▶ _Given passage_
□ □ □

Tina and Town were playing a game on this stone. First, a permutation of numbers from 1 to n were displayed on the stone. Town exchanged some numbers randomly and Town recorded this process by macros. Town asked Tine,”Do you know how many times it need to turn these numbers into the original permutation by executing this macro? Tina didn’t know the answer so she asked you to find out the answer for her.

Since the answer may be very large, you only need to output the answer modulo 3∗230+1=3221225473 (a prime).

Input
The first line is an integer T representing the number of test cases. T≤5

For each test case, the first line is an integer n representing the length of permutation. n≤3∗106

The second line contains n integers representing a permutation A1…An. It is guaranteed that numbers are different each other and all Ai satisfies ( 1≤Ai≤n ).

Output
For each test case, print a number ans representing the answer.

Sample Input
2
3
1 3 2
6
2 3 4 5 6 1

Sample Output
2
6

Source
BestCoder Round #51 (div.2)

问题链接HDU5392 Infoplane in Tina Town
问题简述:(略)
问题分析:LCM问题,不解释。
程序说明:(略)
参考链接:(略)
题记:(略)

AC的C++语言程序如下:

/* HDU5392 Infoplane in Tina Town */

#include <bits/stdc++.h>

using namespace std;

const long long MOD = 3221225473;
const int N = 3e6 + 1;
int a[N], vis[N], num[N];

int main()

□ □ □

▶ _Source data_
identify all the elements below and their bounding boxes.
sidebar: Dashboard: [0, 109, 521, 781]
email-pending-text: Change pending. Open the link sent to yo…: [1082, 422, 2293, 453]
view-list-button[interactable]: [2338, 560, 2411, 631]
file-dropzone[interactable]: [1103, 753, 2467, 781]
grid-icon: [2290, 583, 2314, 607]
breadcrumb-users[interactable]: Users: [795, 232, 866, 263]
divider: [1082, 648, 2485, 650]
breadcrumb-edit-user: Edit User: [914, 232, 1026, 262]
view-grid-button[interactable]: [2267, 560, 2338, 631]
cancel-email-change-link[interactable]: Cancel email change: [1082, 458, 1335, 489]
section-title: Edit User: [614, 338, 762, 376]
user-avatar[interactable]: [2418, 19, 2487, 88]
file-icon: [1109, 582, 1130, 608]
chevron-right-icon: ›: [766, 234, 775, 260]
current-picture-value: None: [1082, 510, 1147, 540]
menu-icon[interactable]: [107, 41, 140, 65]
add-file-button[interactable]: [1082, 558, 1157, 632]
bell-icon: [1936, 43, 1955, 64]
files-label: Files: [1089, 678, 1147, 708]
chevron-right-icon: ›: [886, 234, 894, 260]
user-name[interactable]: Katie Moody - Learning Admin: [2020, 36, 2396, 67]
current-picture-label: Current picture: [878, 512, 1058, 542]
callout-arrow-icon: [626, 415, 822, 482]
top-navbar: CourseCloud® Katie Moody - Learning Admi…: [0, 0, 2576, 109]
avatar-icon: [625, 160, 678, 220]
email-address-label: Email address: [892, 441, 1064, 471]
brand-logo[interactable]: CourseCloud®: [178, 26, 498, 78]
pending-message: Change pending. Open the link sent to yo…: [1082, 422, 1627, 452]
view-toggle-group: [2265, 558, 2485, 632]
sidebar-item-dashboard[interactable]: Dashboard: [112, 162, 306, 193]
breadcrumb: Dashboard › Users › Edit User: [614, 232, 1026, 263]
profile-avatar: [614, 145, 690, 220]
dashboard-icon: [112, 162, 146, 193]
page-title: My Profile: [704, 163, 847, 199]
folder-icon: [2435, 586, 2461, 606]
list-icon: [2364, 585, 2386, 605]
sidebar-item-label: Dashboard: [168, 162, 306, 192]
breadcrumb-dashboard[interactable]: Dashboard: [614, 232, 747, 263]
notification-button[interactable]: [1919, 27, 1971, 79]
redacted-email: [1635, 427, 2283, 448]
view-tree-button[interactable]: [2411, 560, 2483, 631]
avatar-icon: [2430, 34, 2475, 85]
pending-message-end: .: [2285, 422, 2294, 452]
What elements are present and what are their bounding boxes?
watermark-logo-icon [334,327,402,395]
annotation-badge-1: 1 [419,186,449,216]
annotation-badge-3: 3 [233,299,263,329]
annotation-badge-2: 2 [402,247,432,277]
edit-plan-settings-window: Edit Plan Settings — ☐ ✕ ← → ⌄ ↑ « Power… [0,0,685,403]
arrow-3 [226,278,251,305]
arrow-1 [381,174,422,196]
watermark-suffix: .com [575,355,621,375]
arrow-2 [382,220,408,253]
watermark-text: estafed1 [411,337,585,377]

□ □ □

▶ _Study questions_
1) According to the problem statement, what does the first line of the input give?
2) Say whether each statement agrees with the problem statement. For each one, answer yes or no and quote the words that decide it.
(a) The numbers in the permutation are guaranteed to differ from one another.
(b) The problem comes from BestCoder Round #51 (div.2).
(c) Town recorded the exchanges in a notebook.
3) Continue the Tina Town problem page from where it stops.

▶ _Activity answers_
1) An integer T that represents the number of test cases.

2)
(a) Yes: "It is guaranteed that numbers are different each other"
(b) Yes: "BestCoder Round #51 (div.2)"
(c) No: "Town recorded this process by macros"

3)
{
    int t, n;
    scanf("%d", &t);
    while (t--) {
        scanf("%d", &n);
        for (int i = 1; i <= n; i++) scanf("%d", &a[i]);

        memset(vis, 0, sizeof(int) * (n + 1));
        memset(num, 0, sizeof(int) * (n + 1));
        for (int i = 1; i <= n; i++) {
            if (vis[i] == 0) {
                // 计算循环长度
                int cnt = 0, k = i;
                while (vis[k] == 0)
                    vis[k] = 1, cnt++, k = a[k];
                for (int j = 2; j * j <= cnt; j++) {
                    int sum = 0;
                    if (cnt % j == 0)
                        while (cnt % j == 0) cnt /= j, sum++;
                    num[j] = max(num[j], sum);
                }
                if (cnt > 1) num[cnt] = max(num[cnt], 1);
            }
        }

        long long ans = 1;
        for (int i = 2; i <= n; i++)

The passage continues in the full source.